**PROBLEM DETAILS:** Reading the listing below, count the lines that contain the word "this" and give that count alone.
**** EXCERPTED DATA
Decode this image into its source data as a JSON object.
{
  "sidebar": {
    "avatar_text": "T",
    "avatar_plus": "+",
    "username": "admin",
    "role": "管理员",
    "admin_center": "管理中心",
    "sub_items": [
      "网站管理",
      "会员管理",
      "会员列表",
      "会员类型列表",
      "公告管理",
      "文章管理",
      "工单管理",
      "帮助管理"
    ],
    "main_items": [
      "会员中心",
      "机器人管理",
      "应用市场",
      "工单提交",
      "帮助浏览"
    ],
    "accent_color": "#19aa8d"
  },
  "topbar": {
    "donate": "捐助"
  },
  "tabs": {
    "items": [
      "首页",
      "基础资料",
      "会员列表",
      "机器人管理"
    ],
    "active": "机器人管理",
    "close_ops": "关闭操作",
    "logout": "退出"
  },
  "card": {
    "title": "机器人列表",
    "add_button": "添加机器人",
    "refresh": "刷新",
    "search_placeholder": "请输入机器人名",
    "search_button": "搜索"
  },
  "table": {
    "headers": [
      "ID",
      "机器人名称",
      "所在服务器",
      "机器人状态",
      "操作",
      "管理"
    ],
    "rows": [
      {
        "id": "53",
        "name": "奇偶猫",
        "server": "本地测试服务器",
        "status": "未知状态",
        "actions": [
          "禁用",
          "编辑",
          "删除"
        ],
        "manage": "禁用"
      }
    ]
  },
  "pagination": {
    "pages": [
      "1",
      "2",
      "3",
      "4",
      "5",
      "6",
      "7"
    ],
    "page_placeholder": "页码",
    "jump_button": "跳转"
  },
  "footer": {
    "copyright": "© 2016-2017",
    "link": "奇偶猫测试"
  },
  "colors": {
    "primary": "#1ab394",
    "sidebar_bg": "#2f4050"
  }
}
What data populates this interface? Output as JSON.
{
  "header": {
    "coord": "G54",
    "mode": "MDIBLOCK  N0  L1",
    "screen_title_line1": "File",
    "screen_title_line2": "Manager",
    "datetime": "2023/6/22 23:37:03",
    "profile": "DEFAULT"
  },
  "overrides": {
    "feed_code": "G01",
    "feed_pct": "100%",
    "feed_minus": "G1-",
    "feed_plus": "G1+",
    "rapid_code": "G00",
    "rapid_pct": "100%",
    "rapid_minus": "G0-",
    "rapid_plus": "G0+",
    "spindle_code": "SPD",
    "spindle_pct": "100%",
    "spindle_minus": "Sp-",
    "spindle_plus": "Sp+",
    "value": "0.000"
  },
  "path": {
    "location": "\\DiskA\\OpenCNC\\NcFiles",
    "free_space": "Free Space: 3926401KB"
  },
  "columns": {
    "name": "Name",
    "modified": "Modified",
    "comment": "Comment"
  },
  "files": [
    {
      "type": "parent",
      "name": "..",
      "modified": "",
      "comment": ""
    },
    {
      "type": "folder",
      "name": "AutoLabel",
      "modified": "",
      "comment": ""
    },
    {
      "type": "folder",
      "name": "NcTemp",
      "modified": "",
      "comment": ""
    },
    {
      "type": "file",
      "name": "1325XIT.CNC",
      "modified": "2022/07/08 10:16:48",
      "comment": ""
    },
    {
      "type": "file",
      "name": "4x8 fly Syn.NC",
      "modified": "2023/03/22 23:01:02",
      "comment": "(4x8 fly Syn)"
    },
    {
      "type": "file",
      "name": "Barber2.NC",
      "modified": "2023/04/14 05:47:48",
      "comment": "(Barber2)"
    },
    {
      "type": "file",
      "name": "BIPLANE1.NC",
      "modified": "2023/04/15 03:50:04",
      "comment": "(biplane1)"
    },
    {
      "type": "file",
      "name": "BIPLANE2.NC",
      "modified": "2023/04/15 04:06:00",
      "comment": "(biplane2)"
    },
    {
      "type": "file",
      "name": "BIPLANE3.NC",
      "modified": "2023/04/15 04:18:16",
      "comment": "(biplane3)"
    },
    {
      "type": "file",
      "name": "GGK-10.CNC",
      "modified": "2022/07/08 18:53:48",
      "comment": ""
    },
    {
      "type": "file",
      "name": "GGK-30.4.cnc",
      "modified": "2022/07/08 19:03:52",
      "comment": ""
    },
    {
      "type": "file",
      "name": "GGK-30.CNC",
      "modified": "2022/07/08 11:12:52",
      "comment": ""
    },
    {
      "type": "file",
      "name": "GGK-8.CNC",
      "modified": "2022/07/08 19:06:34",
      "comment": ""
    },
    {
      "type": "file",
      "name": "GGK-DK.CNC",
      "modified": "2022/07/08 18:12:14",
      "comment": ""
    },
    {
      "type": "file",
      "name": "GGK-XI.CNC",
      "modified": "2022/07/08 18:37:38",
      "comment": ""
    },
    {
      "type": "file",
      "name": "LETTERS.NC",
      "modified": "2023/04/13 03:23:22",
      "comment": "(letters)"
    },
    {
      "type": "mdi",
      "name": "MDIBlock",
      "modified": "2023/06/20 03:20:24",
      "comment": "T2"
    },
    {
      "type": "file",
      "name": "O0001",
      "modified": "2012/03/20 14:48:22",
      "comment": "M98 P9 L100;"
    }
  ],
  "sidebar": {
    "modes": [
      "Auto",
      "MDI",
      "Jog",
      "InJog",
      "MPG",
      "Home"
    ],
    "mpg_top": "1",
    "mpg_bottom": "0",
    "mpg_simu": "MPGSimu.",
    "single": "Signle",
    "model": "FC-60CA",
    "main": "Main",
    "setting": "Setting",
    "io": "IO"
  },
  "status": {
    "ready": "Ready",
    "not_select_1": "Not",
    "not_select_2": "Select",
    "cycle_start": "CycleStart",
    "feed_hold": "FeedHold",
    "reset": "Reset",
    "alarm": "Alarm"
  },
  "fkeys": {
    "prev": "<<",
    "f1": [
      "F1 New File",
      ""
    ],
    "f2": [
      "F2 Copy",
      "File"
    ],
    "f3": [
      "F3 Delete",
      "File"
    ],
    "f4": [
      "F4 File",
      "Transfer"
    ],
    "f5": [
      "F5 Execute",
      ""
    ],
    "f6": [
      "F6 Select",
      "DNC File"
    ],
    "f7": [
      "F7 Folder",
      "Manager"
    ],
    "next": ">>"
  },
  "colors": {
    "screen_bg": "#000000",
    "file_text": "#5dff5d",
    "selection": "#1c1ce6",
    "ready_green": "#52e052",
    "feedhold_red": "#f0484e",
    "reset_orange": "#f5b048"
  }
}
********
**FULL SOLUTION:** 2